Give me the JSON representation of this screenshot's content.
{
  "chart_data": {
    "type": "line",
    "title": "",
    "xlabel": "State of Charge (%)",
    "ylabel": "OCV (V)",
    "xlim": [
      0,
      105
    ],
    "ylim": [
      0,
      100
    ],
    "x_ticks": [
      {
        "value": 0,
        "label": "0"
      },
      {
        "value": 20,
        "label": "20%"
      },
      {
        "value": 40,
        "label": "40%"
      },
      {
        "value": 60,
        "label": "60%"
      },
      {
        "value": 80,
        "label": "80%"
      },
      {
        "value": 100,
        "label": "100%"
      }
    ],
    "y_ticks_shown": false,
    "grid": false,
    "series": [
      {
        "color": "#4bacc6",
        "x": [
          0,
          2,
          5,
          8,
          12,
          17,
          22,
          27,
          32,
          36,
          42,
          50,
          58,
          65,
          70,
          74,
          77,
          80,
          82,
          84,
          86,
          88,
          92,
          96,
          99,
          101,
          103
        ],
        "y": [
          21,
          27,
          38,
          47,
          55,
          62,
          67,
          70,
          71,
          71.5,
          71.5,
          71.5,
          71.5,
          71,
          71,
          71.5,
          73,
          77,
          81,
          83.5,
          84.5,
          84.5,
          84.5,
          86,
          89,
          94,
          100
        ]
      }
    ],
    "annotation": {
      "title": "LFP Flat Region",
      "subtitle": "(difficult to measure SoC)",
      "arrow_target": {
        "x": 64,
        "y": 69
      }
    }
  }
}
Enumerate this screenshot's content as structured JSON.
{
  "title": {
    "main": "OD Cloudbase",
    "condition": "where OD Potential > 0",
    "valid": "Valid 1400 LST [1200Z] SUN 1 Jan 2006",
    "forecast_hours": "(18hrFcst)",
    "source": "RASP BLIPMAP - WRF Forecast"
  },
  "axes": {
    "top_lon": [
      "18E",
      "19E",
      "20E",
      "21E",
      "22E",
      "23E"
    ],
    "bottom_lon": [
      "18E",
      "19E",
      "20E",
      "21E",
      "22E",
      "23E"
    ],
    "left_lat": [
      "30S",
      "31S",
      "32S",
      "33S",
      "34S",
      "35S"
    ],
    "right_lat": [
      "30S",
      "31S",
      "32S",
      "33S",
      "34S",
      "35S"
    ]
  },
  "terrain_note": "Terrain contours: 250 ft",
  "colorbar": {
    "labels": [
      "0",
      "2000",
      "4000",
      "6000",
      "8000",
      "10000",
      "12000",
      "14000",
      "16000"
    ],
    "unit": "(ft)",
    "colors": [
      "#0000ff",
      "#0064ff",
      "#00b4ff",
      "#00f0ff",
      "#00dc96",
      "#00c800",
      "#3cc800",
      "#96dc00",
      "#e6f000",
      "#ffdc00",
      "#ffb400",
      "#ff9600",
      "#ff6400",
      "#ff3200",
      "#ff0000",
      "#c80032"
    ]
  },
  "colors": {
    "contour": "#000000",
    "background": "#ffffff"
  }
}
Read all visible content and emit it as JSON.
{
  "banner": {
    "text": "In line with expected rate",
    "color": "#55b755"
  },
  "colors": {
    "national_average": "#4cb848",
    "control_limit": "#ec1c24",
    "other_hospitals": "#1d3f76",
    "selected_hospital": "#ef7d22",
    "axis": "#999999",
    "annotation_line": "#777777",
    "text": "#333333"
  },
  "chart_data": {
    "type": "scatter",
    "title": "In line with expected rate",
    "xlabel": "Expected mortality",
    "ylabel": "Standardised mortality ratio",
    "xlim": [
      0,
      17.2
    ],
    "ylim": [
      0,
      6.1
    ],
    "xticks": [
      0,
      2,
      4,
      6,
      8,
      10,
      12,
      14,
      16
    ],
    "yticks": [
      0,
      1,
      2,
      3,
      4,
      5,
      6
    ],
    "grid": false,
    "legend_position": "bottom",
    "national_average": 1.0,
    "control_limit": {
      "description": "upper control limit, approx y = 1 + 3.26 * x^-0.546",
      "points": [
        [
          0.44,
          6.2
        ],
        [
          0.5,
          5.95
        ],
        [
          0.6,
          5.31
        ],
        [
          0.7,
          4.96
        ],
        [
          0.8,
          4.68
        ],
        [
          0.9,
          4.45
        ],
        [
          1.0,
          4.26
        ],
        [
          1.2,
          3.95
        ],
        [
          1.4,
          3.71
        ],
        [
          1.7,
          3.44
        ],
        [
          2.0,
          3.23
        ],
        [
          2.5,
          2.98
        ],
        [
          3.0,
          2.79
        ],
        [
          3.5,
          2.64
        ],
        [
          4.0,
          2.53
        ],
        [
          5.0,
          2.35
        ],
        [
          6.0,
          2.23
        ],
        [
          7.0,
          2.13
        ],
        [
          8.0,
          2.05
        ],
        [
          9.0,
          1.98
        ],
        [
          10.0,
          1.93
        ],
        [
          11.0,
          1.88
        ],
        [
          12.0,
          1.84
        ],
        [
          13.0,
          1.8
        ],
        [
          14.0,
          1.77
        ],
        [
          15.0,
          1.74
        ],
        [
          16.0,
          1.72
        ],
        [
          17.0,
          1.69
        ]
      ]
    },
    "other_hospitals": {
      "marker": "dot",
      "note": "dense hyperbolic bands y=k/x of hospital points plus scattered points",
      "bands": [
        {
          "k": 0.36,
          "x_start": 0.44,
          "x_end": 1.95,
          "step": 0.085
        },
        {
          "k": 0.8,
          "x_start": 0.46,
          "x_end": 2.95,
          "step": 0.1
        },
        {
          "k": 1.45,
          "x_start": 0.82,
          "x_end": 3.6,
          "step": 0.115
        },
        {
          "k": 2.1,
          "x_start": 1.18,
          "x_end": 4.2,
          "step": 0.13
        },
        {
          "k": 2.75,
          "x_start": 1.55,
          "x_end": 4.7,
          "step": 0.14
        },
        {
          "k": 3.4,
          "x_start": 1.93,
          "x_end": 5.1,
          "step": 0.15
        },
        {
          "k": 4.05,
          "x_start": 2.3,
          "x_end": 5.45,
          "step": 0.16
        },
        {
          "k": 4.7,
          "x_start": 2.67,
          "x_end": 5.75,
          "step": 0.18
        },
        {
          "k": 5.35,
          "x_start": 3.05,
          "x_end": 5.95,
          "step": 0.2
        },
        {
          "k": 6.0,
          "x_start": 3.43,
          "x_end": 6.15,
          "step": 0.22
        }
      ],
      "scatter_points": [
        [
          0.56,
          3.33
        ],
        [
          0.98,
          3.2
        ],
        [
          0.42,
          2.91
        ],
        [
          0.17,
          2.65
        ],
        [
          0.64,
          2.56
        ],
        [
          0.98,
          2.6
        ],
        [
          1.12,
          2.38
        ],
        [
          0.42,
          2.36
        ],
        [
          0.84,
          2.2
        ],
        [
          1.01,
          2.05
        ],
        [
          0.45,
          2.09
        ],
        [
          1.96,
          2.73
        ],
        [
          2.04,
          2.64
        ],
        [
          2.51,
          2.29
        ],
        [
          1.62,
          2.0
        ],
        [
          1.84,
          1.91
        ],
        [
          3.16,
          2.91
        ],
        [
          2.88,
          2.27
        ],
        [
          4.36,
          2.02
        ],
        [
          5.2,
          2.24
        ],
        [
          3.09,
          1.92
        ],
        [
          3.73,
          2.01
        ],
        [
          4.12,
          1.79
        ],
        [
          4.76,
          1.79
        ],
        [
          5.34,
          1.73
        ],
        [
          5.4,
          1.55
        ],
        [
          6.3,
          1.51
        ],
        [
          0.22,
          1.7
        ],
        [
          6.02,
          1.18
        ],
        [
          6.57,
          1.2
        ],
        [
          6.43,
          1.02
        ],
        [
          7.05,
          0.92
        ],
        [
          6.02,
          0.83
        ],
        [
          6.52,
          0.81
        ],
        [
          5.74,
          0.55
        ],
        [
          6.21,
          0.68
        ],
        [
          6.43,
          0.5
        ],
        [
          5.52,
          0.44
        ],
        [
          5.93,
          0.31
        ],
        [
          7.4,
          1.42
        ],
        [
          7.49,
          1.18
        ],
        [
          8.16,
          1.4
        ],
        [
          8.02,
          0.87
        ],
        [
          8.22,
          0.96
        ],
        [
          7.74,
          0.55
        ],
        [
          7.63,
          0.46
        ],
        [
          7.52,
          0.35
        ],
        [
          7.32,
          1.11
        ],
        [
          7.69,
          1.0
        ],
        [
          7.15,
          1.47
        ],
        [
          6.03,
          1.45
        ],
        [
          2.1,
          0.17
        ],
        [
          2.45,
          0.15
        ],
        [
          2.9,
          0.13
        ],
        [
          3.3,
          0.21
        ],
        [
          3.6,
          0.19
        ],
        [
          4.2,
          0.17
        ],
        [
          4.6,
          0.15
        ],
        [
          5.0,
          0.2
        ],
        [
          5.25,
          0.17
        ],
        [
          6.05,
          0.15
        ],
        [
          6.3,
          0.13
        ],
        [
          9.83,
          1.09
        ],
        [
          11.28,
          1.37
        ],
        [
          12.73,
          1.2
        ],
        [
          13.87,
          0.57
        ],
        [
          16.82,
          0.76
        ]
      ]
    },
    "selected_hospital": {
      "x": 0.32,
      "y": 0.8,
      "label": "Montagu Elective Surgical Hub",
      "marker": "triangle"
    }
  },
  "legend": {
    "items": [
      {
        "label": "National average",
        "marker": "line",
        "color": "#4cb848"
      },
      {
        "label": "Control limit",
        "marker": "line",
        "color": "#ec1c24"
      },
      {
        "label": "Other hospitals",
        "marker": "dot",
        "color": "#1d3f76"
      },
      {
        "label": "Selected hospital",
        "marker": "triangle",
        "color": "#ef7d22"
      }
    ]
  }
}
──────────
**Instructions to follow:**
Return the lines of the records that include the string "xlabel".

**Reply to the task:**
    "xlabel": "State of Charge (%)",
    "xlabel": "Expected mortality",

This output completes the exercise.